- **VORLIEGENDER TEXT**:
Mittwochmorgen auf dem Campus Belval. Im 17. Stock. des administrativen Gebäudes in der „Maison du Savoir“ stellt Rektor Rainer Klump den Jahresbericht der Universität Luxemburg für 2015 vor. Die Bilanz sieht eigentlich gut aus, wie sie in einem schicken gebundenen Büchlein auf dem Tisch liegt. Klump und sein Vizerektor Romain Martin stellen sich im Nachhinein souverän den Fragen der Journalisten. Auch den Fragen, die den „Fonds Belval“ betreffen.

Fonds Belval

Der „Fonds Belval“ ist eine öffentlich-rechtliche Einrichtung, die für die Bebauung von Belval zuständig ist. Der Fonds legt den Abgeordneten ihre Pläne für neue Gebäude vor, beispielsweise welche für die Universität. Wenn die „Chamber“ dafür stimmt, wird gebaut. Die Infrastrukturen bleiben allerdings im indirekten Besitz des Staates. Der Fonds wird von einem dreizehnköpfigen Verwaltungsrat betreut und von Luc Dhamen, Direktor des Fonds, betrieben.

In letzter Zeit hatte der Campus im Süden für Wirbel gesorgt. Es ging um die Frage, wem die Universität in Luxemburg eigentlich gehört.

Alles soll besser werden

Denn nicht sie selbst ist Eigentümer der Gebäude, sondern der ominöse „Fonds Belval“, der der Uni die Infrastrukturen zur Verfügung stellt. Es ging aber auch um die Frage, wie Studentenleben auf Belval entstehen kann. In beiden Aspekten wollen Rektor und Vize-Rektor in Zukunft Vollgas geben.

- **GEZEIGTE ZEILEN**:
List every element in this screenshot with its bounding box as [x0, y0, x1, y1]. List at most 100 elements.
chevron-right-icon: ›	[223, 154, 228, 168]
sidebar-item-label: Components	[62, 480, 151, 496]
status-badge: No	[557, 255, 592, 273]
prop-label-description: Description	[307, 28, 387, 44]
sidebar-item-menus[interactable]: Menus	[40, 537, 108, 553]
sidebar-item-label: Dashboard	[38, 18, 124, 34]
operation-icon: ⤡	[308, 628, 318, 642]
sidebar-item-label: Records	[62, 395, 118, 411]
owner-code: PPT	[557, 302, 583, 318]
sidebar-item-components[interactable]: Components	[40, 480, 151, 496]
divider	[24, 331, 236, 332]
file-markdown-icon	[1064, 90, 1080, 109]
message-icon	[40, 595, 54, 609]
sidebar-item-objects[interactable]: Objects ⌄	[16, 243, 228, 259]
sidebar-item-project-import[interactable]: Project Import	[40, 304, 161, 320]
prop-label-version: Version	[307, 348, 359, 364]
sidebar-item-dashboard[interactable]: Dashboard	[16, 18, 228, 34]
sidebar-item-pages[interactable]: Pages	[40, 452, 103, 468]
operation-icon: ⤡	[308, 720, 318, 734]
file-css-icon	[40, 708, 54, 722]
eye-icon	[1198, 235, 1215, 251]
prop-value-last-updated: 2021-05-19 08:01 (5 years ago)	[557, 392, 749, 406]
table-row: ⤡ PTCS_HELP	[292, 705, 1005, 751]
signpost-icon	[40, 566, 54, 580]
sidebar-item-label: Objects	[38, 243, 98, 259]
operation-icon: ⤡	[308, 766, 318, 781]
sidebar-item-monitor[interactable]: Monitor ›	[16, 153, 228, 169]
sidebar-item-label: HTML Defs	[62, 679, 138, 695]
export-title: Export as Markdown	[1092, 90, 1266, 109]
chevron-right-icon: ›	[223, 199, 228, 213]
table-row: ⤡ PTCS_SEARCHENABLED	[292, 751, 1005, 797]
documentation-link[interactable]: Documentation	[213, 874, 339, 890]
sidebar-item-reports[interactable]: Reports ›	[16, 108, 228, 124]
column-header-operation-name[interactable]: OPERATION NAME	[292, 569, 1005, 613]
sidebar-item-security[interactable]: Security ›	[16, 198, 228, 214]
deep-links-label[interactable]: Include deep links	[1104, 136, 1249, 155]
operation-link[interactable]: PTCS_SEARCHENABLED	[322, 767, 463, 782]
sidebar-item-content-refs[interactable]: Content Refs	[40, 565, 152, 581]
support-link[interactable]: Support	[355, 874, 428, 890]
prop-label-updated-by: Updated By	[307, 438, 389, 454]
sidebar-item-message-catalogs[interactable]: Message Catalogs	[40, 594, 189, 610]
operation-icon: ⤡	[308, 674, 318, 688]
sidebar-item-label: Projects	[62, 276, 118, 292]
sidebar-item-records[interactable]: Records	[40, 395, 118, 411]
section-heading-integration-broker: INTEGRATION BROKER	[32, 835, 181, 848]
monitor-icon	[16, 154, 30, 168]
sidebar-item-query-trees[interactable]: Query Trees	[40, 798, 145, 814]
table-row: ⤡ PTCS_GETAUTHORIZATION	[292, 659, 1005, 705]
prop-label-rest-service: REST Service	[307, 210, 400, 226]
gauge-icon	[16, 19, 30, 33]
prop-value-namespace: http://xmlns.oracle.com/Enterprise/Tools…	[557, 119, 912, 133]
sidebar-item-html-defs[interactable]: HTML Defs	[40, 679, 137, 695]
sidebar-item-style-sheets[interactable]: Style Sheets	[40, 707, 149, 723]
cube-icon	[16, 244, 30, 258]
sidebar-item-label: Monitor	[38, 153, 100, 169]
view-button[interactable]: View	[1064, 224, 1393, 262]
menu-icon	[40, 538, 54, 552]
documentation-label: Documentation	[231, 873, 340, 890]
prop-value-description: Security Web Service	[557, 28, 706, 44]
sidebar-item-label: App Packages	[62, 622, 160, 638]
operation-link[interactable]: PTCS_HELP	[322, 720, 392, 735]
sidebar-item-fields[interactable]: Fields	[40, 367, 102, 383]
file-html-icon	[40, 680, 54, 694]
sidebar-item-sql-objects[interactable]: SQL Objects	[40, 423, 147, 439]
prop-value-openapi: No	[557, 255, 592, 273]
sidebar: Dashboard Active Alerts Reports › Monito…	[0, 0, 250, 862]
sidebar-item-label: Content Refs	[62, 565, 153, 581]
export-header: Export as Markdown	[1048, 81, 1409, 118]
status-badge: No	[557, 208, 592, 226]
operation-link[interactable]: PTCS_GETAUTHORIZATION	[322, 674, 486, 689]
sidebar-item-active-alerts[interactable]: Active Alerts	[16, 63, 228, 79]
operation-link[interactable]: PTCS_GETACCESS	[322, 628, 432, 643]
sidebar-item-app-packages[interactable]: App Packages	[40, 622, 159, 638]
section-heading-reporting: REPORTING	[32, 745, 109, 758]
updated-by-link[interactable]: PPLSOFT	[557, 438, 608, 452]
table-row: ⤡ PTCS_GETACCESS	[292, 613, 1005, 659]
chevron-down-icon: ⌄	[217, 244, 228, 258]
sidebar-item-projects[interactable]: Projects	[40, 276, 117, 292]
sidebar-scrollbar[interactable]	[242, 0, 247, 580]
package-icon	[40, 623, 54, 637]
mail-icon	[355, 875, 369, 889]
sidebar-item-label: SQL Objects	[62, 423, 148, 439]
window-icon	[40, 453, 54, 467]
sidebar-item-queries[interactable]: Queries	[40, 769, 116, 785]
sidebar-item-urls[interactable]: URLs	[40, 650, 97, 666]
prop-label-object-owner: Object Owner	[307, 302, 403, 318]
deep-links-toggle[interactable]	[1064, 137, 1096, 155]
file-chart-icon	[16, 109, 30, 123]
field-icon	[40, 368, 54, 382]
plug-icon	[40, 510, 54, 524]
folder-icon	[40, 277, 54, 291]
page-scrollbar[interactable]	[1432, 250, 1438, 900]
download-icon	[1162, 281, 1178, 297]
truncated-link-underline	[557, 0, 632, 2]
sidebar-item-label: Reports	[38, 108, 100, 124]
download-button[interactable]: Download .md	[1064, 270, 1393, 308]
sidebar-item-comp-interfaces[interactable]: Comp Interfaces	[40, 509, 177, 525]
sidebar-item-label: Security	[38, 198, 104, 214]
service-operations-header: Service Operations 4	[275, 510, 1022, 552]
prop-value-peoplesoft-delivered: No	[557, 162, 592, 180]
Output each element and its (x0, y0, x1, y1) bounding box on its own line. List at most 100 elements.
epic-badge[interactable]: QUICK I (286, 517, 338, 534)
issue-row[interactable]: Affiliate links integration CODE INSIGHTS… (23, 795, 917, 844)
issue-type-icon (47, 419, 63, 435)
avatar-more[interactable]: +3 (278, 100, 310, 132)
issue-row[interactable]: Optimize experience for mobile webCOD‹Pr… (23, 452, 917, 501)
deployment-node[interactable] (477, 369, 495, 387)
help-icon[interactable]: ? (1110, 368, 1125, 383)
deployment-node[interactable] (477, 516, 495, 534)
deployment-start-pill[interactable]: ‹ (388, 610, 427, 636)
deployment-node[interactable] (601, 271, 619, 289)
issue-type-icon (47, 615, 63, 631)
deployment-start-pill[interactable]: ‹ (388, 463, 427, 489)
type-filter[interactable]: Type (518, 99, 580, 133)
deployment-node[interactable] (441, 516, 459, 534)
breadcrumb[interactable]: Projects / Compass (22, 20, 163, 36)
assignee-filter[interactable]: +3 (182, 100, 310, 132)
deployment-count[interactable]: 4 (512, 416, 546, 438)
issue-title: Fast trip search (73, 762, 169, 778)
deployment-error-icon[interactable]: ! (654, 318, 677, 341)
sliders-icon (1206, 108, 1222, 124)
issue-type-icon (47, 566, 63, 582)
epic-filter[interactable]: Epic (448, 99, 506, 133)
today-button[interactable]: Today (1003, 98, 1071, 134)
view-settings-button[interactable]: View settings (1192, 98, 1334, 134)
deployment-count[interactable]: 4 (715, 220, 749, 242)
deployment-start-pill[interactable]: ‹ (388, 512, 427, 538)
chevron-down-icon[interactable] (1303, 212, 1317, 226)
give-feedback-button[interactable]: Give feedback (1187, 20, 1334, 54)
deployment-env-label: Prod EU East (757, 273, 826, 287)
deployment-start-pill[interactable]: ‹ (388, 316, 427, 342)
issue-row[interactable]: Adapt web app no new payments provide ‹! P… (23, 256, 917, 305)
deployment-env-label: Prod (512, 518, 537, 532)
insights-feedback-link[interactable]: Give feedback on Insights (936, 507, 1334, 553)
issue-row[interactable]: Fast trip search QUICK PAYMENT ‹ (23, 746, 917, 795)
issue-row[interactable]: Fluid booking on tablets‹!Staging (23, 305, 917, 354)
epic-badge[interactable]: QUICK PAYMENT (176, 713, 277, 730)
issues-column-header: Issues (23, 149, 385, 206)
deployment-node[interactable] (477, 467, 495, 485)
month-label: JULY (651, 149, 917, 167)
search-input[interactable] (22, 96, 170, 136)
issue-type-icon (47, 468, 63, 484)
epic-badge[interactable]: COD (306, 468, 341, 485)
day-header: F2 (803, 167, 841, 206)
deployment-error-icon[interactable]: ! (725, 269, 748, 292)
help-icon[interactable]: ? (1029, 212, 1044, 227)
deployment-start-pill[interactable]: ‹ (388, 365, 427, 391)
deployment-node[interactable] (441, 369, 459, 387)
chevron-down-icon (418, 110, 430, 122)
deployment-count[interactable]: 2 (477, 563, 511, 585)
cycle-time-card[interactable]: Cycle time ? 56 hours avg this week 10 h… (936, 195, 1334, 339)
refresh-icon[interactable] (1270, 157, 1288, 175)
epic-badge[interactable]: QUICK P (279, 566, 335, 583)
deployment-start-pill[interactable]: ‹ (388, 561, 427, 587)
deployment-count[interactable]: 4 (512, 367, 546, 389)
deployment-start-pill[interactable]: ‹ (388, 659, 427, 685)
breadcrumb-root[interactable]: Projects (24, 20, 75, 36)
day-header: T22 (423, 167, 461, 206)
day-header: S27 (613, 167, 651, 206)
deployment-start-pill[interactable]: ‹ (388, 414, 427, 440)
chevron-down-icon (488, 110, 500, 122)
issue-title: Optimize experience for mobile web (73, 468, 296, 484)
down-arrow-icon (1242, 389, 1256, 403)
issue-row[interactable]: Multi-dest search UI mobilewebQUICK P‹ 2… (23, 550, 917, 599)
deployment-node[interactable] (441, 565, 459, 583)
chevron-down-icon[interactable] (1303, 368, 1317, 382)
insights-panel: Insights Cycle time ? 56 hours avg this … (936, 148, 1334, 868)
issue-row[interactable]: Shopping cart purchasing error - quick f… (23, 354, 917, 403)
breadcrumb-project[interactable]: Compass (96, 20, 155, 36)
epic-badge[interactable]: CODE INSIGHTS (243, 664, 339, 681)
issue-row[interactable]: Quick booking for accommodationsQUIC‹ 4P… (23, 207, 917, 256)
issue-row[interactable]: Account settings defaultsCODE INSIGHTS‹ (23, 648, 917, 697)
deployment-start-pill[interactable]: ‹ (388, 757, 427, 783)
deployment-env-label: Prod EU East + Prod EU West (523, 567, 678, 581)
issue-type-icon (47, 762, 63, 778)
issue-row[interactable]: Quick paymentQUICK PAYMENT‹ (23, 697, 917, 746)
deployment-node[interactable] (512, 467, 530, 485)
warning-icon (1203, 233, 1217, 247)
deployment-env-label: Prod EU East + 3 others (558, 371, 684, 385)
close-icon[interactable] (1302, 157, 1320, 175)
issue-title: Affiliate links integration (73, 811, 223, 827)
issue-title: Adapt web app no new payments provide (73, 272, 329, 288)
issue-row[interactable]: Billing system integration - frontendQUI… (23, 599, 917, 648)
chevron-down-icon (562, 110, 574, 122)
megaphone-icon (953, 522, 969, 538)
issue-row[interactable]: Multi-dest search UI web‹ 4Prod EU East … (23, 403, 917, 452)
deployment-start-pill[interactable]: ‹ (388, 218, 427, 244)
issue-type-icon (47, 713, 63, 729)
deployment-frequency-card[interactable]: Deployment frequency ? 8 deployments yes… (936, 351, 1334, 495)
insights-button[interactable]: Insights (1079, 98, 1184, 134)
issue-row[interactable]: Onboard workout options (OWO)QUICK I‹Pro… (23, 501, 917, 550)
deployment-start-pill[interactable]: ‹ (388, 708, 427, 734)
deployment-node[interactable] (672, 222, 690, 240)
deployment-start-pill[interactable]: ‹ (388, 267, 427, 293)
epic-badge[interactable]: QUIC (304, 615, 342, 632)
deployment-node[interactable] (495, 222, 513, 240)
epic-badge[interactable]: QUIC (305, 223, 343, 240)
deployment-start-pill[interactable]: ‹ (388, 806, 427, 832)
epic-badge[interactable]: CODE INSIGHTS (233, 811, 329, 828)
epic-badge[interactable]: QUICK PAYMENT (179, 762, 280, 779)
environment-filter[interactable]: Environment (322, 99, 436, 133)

- **AUFGABENSTELLUNG**:
A – Entnimm dem Text über die Universität Luxemburg wörtlich die Stelle, die mit „Denn nicht sie“ beginnt und nach „Zukunft Vollgas geben.“ endet.
B – Kopiere aus den Zeilen unverändert alles von der ersten Zeile bis einschließlich der Zeile, die „705, 1005, 751]“ enthält.
Text und Zeilen stammen aus unterschiedlichen Quellen.

- **DIE LÖSUNGEN**:
A –
Denn nicht sie selbst ist Eigentümer der Gebäude, sondern der ominöse „Fonds Belval“, der der Uni die Infrastrukturen zur Verfügung stellt. Es ging aber auch um die Frage, wie Studentenleben auf Belval entstehen kann. In beiden Aspekten wollen Rektor und Vize-Rektor in Zukunft Vollgas geben.

B –
List every element in this screenshot with its bounding box as [x0, y0, x1, y1]. List at most 100 elements.
chevron-right-icon: ›	[223, 154, 228, 168]
sidebar-item-label: Components	[62, 480, 151, 496]
status-badge: No	[557, 255, 592, 273]
prop-label-description: Description	[307, 28, 387, 44]
sidebar-item-menus[interactable]: Menus	[40, 537, 108, 553]
sidebar-item-label: Dashboard	[38, 18, 124, 34]
operation-icon: ⤡	[308, 628, 318, 642]
sidebar-item-label: Records	[62, 395, 118, 411]
owner-code: PPT	[557, 302, 583, 318]
sidebar-item-components[interactable]: Components	[40, 480, 151, 496]
divider	[24, 331, 236, 332]
file-markdown-icon	[1064, 90, 1080, 109]
message-icon	[40, 595, 54, 609]
sidebar-item-objects[interactable]: Objects ⌄	[16, 243, 228, 259]
sidebar-item-project-import[interactable]: Project Import	[40, 304, 161, 320]
prop-label-version: Version	[307, 348, 359, 364]
sidebar-item-dashboard[interactable]: Dashboard	[16, 18, 228, 34]
sidebar-item-pages[interactable]: Pages	[40, 452, 103, 468]
operation-icon: ⤡	[308, 720, 318, 734]
file-css-icon	[40, 708, 54, 722]
eye-icon	[1198, 235, 1215, 251]
prop-value-last-updated: 2021-05-19 08:01 (5 years ago)	[557, 392, 749, 406]
table-row: ⤡ PTCS_HELP	[292, 705, 1005, 751]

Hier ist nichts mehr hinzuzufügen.